Request: Below are records to transcribe exactly, without their pictures.

Raw records:
######

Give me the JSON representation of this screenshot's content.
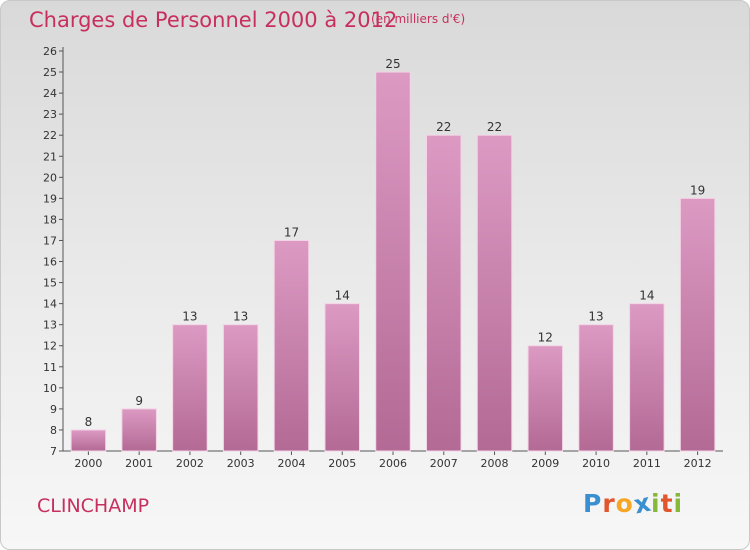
{
  "chart_data": {
    "type": "bar",
    "title": "Charges de Personnel 2000 à 2012",
    "subtitle": "(en milliers d'€)",
    "categories": [
      "2000",
      "2001",
      "2002",
      "2003",
      "2004",
      "2005",
      "2006",
      "2007",
      "2008",
      "2009",
      "2010",
      "2011",
      "2012"
    ],
    "values": [
      8,
      9,
      13,
      13,
      17,
      14,
      25,
      22,
      22,
      12,
      13,
      14,
      19
    ],
    "ylim": [
      7,
      26
    ],
    "yticks": [
      7,
      8,
      9,
      10,
      11,
      12,
      13,
      14,
      15,
      16,
      17,
      18,
      19,
      20,
      21,
      22,
      23,
      24,
      25,
      26
    ],
    "grid": false,
    "bar_color": "#dc9ac3",
    "bar_color_dark": "#b36a95"
  },
  "location": "CLINCHAMP",
  "logo": {
    "text": "Proxiti",
    "letters": [
      {
        "ch": "P",
        "color": "#3a8fd0"
      },
      {
        "ch": "r",
        "color": "#e2562d"
      },
      {
        "ch": "o",
        "color": "#f5a623"
      },
      {
        "ch": "x",
        "color": "#3a8fd0"
      },
      {
        "ch": "i",
        "color": "#86b83a"
      },
      {
        "ch": "t",
        "color": "#e2562d"
      },
      {
        "ch": "i",
        "color": "#86b83a"
      }
    ]
  }
}
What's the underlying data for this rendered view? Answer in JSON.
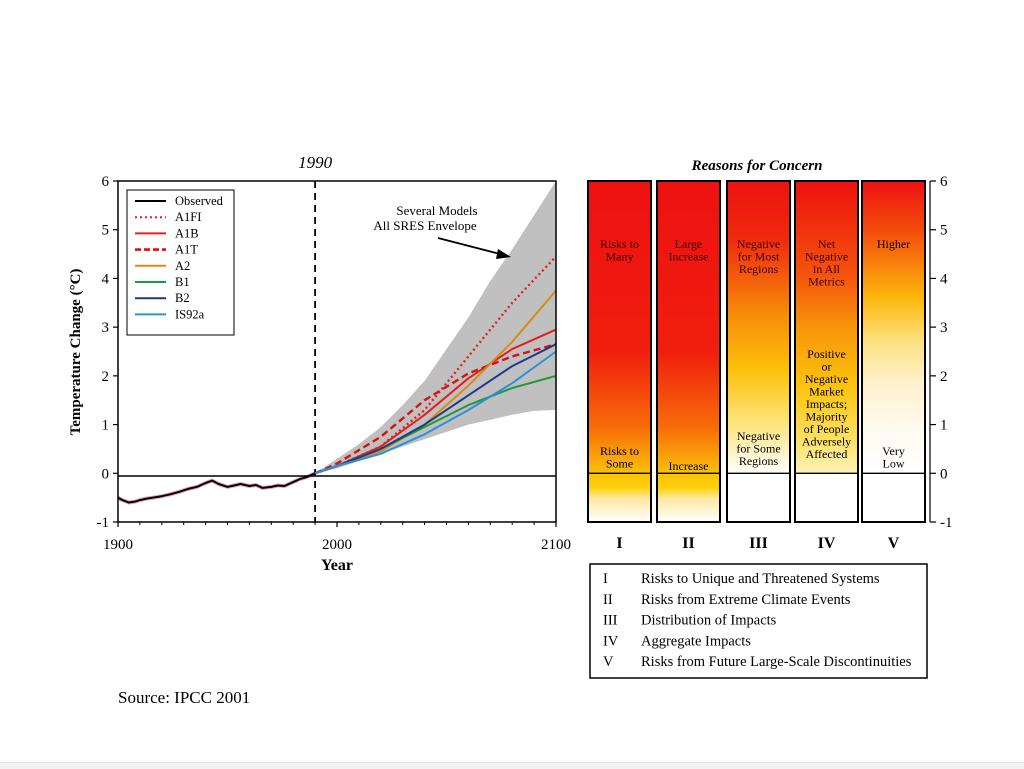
{
  "source_text": "Source: IPCC 2001",
  "colors": {
    "envelope": "#c0c0c0",
    "observed_pink": "#e8a3b8",
    "Observed": "#000000",
    "A1FI": "#e02020",
    "A1B": "#e02020",
    "A1T": "#d21414",
    "A2": "#d98a1a",
    "B1": "#1f9a3a",
    "B2": "#1e3a8a",
    "IS92a": "#2d8fd8"
  },
  "chart_data": [
    {
      "type": "line",
      "xlabel": "Year",
      "ylabel": "Temperature Change (°C)",
      "xlim": [
        1900,
        2100
      ],
      "ylim": [
        -1,
        6
      ],
      "x_ticks": [
        "1900",
        "2000",
        "2100"
      ],
      "y_ticks": [
        "-1",
        "0",
        "1",
        "2",
        "3",
        "4",
        "5",
        "6"
      ],
      "marker_label": "1990",
      "marker_year": 1990,
      "envelope_annotation": [
        "Several Models",
        "All SRES Envelope"
      ],
      "envelope": {
        "x": [
          1990,
          2000,
          2010,
          2020,
          2030,
          2040,
          2050,
          2060,
          2070,
          2080,
          2090,
          2100
        ],
        "upper": [
          0.0,
          0.3,
          0.6,
          0.95,
          1.4,
          1.9,
          2.55,
          3.2,
          3.95,
          4.6,
          5.3,
          6.0
        ],
        "lower": [
          0.0,
          0.1,
          0.25,
          0.4,
          0.55,
          0.7,
          0.85,
          1.0,
          1.1,
          1.2,
          1.28,
          1.3
        ]
      },
      "observed": {
        "x": [
          1900,
          1902,
          1905,
          1908,
          1910,
          1913,
          1916,
          1920,
          1924,
          1928,
          1932,
          1936,
          1940,
          1943,
          1946,
          1950,
          1953,
          1956,
          1960,
          1963,
          1966,
          1970,
          1973,
          1976,
          1980,
          1983,
          1986,
          1990
        ],
        "y": [
          -0.5,
          -0.55,
          -0.6,
          -0.58,
          -0.55,
          -0.52,
          -0.5,
          -0.47,
          -0.43,
          -0.38,
          -0.32,
          -0.28,
          -0.2,
          -0.15,
          -0.22,
          -0.28,
          -0.25,
          -0.22,
          -0.26,
          -0.24,
          -0.3,
          -0.28,
          -0.25,
          -0.26,
          -0.18,
          -0.12,
          -0.08,
          0.0
        ]
      },
      "series": [
        {
          "name": "A1FI",
          "x": [
            1990,
            2000,
            2020,
            2040,
            2060,
            2080,
            2100
          ],
          "y": [
            0.0,
            0.15,
            0.55,
            1.3,
            2.4,
            3.5,
            4.45
          ]
        },
        {
          "name": "A1B",
          "x": [
            1990,
            2000,
            2020,
            2040,
            2060,
            2080,
            2100
          ],
          "y": [
            0.0,
            0.15,
            0.55,
            1.2,
            1.95,
            2.55,
            2.95
          ]
        },
        {
          "name": "A1T",
          "x": [
            1990,
            2000,
            2020,
            2040,
            2060,
            2080,
            2100
          ],
          "y": [
            0.0,
            0.2,
            0.75,
            1.5,
            2.05,
            2.4,
            2.65
          ]
        },
        {
          "name": "A2",
          "x": [
            1990,
            2000,
            2020,
            2040,
            2060,
            2080,
            2100
          ],
          "y": [
            0.0,
            0.15,
            0.45,
            1.0,
            1.8,
            2.7,
            3.75
          ]
        },
        {
          "name": "B1",
          "x": [
            1990,
            2000,
            2020,
            2040,
            2060,
            2080,
            2100
          ],
          "y": [
            0.0,
            0.15,
            0.5,
            0.95,
            1.4,
            1.75,
            2.0
          ]
        },
        {
          "name": "B2",
          "x": [
            1990,
            2000,
            2020,
            2040,
            2060,
            2080,
            2100
          ],
          "y": [
            0.0,
            0.15,
            0.5,
            1.0,
            1.6,
            2.2,
            2.65
          ]
        },
        {
          "name": "IS92a",
          "x": [
            1990,
            2000,
            2020,
            2040,
            2060,
            2080,
            2100
          ],
          "y": [
            0.0,
            0.15,
            0.4,
            0.8,
            1.3,
            1.85,
            2.5
          ]
        }
      ],
      "legend": [
        "Observed",
        "A1FI",
        "A1B",
        "A1T",
        "A2",
        "B1",
        "B2",
        "IS92a"
      ],
      "legend_position": "top-left",
      "grid": false
    },
    {
      "type": "heatmap",
      "title": "Reasons for Concern",
      "ylim": [
        -1,
        6
      ],
      "y_ticks": [
        "-1",
        "0",
        "1",
        "2",
        "3",
        "4",
        "5",
        "6"
      ],
      "columns": [
        {
          "numeral": "I",
          "upper_label": [
            "Risks to",
            "Many"
          ],
          "lower_label": [
            "Risks to",
            "Some"
          ]
        },
        {
          "numeral": "II",
          "upper_label": [
            "Large",
            "Increase"
          ],
          "lower_label": [
            "Increase"
          ]
        },
        {
          "numeral": "III",
          "upper_label": [
            "Negative",
            "for Most",
            "Regions"
          ],
          "lower_label": [
            "Negative",
            "for Some",
            "Regions"
          ]
        },
        {
          "numeral": "IV",
          "upper_label": [
            "Net",
            "Negative",
            "in All",
            "Metrics"
          ],
          "lower_label": [
            "Positive",
            "or",
            "Negative",
            "Market",
            "Impacts;",
            "Majority",
            "of People",
            "Adversely",
            "Affected"
          ]
        },
        {
          "numeral": "V",
          "upper_label": [
            "Higher"
          ],
          "lower_label": [
            "Very",
            "Low"
          ]
        }
      ],
      "key": [
        {
          "numeral": "I",
          "text": "Risks to Unique and Threatened Systems"
        },
        {
          "numeral": "II",
          "text": "Risks from Extreme Climate Events"
        },
        {
          "numeral": "III",
          "text": "Distribution of Impacts"
        },
        {
          "numeral": "IV",
          "text": "Aggregate Impacts"
        },
        {
          "numeral": "V",
          "text": "Risks from Future Large-Scale Discontinuities"
        }
      ]
    }
  ]
}
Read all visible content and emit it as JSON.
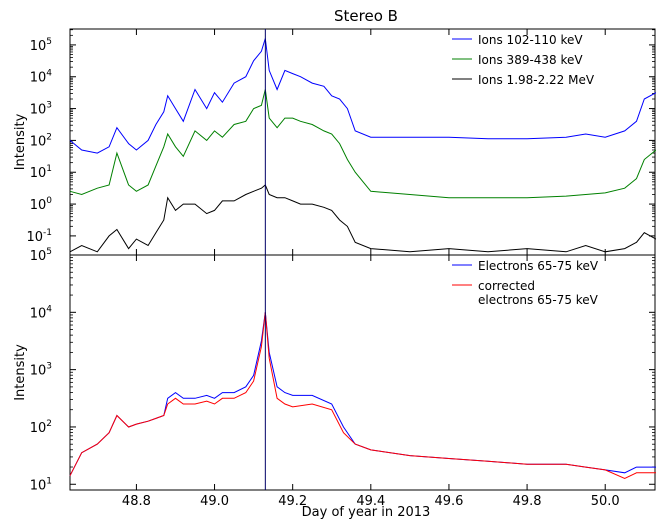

######

Exercise output:
Give me the JSON representation of this screenshot's content.
{
  "chart_data": {
    "type": "bar",
    "title": "Charges de Personnel 2000 à 2012",
    "subtitle": "(en milliers d'€)",
    "categories": [
      "2000",
      "2001",
      "2002",
      "2003",
      "2004",
      "2005",
      "2006",
      "2007",
      "2008",
      "2009",
      "2010",
      "2011",
      "2012"
    ],
    "values": [
      8,
      9,
      13,
      13,
      17,
      14,
      25,
      22,
      22,
      12,
      13,
      14,
      19
    ],
    "ylim": [
      7,
      26
    ],
    "yticks": [
      7,
      8,
      9,
      10,
      11,
      12,
      13,
      14,
      15,
      16,
      17,
      18,
      19,
      20,
      21,
      22,
      23,
      24,
      25,
      26
    ],
    "grid": false,
    "bar_color": "#dc9ac3",
    "bar_color_dark": "#b36a95"
  },
  "location": "CLINCHAMP",
  "logo": {
    "text": "Proxiti",
    "letters": [
      {
        "ch": "P",
        "color": "#3a8fd0"
      },
      {
        "ch": "r",
        "color": "#e2562d"
      },
      {
        "ch": "o",
        "color": "#f5a623"
      },
      {
        "ch": "x",
        "color": "#3a8fd0"
      },
      {
        "ch": "i",
        "color": "#86b83a"
      },
      {
        "ch": "t",
        "color": "#e2562d"
      },
      {
        "ch": "i",
        "color": "#86b83a"
      }
    ]
  }
}
What's the underlying data for this rendered view? Answer in JSON.
{
  "source_text": "Source: IPCC 2001",
  "colors": {
    "envelope": "#c0c0c0",
    "observed_pink": "#e8a3b8",
    "Observed": "#000000",
    "A1FI": "#e02020",
    "A1B": "#e02020",
    "A1T": "#d21414",
    "A2": "#d98a1a",
    "B1": "#1f9a3a",
    "B2": "#1e3a8a",
    "IS92a": "#2d8fd8"
  },
  "chart_data": [
    {
      "type": "line",
      "xlabel": "Year",
      "ylabel": "Temperature Change (°C)",
      "xlim": [
        1900,
        2100
      ],
      "ylim": [
        -1,
        6
      ],
      "x_ticks": [
        "1900",
        "2000",
        "2100"
      ],
      "y_ticks": [
        "-1",
        "0",
        "1",
        "2",
        "3",
        "4",
        "5",
        "6"
      ],
      "marker_label": "1990",
      "marker_year": 1990,
      "envelope_annotation": [
        "Several Models",
        "All SRES Envelope"
      ],
      "envelope": {
        "x": [
          1990,
          2000,
          2010,
          2020,
          2030,
          2040,
          2050,
          2060,
          2070,
          2080,
          2090,
          2100
        ],
        "upper": [
          0.0,
          0.3,
          0.6,
          0.95,
          1.4,
          1.9,
          2.55,
          3.2,
          3.95,
          4.6,
          5.3,
          6.0
        ],
        "lower": [
          0.0,
          0.1,
          0.25,
          0.4,
          0.55,
          0.7,
          0.85,
          1.0,
          1.1,
          1.2,
          1.28,
          1.3
        ]
      },
      "observed": {
        "x": [
          1900,
          1902,
          1905,
          1908,
          1910,
          1913,
          1916,
          1920,
          1924,
          1928,
          1932,
          1936,
          1940,
          1943,
          1946,
          1950,
          1953,
          1956,
          1960,
          1963,
          1966,
          1970,
          1973,
          1976,
          1980,
          1983,
          1986,
          1990
        ],
        "y": [
          -0.5,
          -0.55,
          -0.6,
          -0.58,
          -0.55,
          -0.52,
          -0.5,
          -0.47,
          -0.43,
          -0.38,
          -0.32,
          -0.28,
          -0.2,
          -0.15,
          -0.22,
          -0.28,
          -0.25,
          -0.22,
          -0.26,
          -0.24,
          -0.3,
          -0.28,
          -0.25,
          -0.26,
          -0.18,
          -0.12,
          -0.08,
          0.0
        ]
      },
      "series": [
        {
          "name": "A1FI",
          "x": [
            1990,
            2000,
            2020,
            2040,
            2060,
            2080,
            2100
          ],
          "y": [
            0.0,
            0.15,
            0.55,
            1.3,
            2.4,
            3.5,
            4.45
          ]
        },
        {
          "name": "A1B",
          "x": [
            1990,
            2000,
            2020,
            2040,
            2060,
            2080,
            2100
          ],
          "y": [
            0.0,
            0.15,
            0.55,
            1.2,
            1.95,
            2.55,
            2.95
          ]
        },
        {
          "name": "A1T",
          "x": [
            1990,
            2000,
            2020,
            2040,
            2060,
            2080,
            2100
          ],
          "y": [
            0.0,
            0.2,
            0.75,
            1.5,
            2.05,
            2.4,
            2.65
          ]
        },
        {
          "name": "A2",
          "x": [
            1990,
            2000,
            2020,
            2040,
            2060,
            2080,
            2100
          ],
          "y": [
            0.0,
            0.15,
            0.45,
            1.0,
            1.8,
            2.7,
            3.75
          ]
        },
        {
          "name": "B1",
          "x": [
            1990,
            2000,
            2020,
            2040,
            2060,
            2080,
            2100
          ],
          "y": [
            0.0,
            0.15,
            0.5,
            0.95,
            1.4,
            1.75,
            2.0
          ]
        },
        {
          "name": "B2",
          "x": [
            1990,
            2000,
            2020,
            2040,
            2060,
            2080,
            2100
          ],
          "y": [
            0.0,
            0.15,
            0.5,
            1.0,
            1.6,
            2.2,
            2.65
          ]
        },
        {
          "name": "IS92a",
          "x": [
            1990,
            2000,
            2020,
            2040,
            2060,
            2080,
            2100
          ],
          "y": [
            0.0,
            0.15,
            0.4,
            0.8,
            1.3,
            1.85,
            2.5
          ]
        }
      ],
      "legend": [
        "Observed",
        "A1FI",
        "A1B",
        "A1T",
        "A2",
        "B1",
        "B2",
        "IS92a"
      ],
      "legend_position": "top-left",
      "grid": false
    },
    {
      "type": "heatmap",
      "title": "Reasons for Concern",
      "ylim": [
        -1,
        6
      ],
      "y_ticks": [
        "-1",
        "0",
        "1",
        "2",
        "3",
        "4",
        "5",
        "6"
      ],
      "columns": [
        {
          "numeral": "I",
          "upper_label": [
            "Risks to",
            "Many"
          ],
          "lower_label": [
            "Risks to",
            "Some"
          ]
        },
        {
          "numeral": "II",
          "upper_label": [
            "Large",
            "Increase"
          ],
          "lower_label": [
            "Increase"
          ]
        },
        {
          "numeral": "III",
          "upper_label": [
            "Negative",
            "for Most",
            "Regions"
          ],
          "lower_label": [
            "Negative",
            "for Some",
            "Regions"
          ]
        },
        {
          "numeral": "IV",
          "upper_label": [
            "Net",
            "Negative",
            "in All",
            "Metrics"
          ],
          "lower_label": [
            "Positive",
            "or",
            "Negative",
            "Market",
            "Impacts;",
            "Majority",
            "of People",
            "Adversely",
            "Affected"
          ]
        },
        {
          "numeral": "V",
          "upper_label": [
            "Higher"
          ],
          "lower_label": [
            "Very",
            "Low"
          ]
        }
      ],
      "key": [
        {
          "numeral": "I",
          "text": "Risks to Unique and Threatened Systems"
        },
        {
          "numeral": "II",
          "text": "Risks from Extreme Climate Events"
        },
        {
          "numeral": "III",
          "text": "Distribution of Impacts"
        },
        {
          "numeral": "IV",
          "text": "Aggregate Impacts"
        },
        {
          "numeral": "V",
          "text": "Risks from Future Large-Scale Discontinuities"
        }
      ]
    }
  ]
}
Read all visible content and emit it as JSON.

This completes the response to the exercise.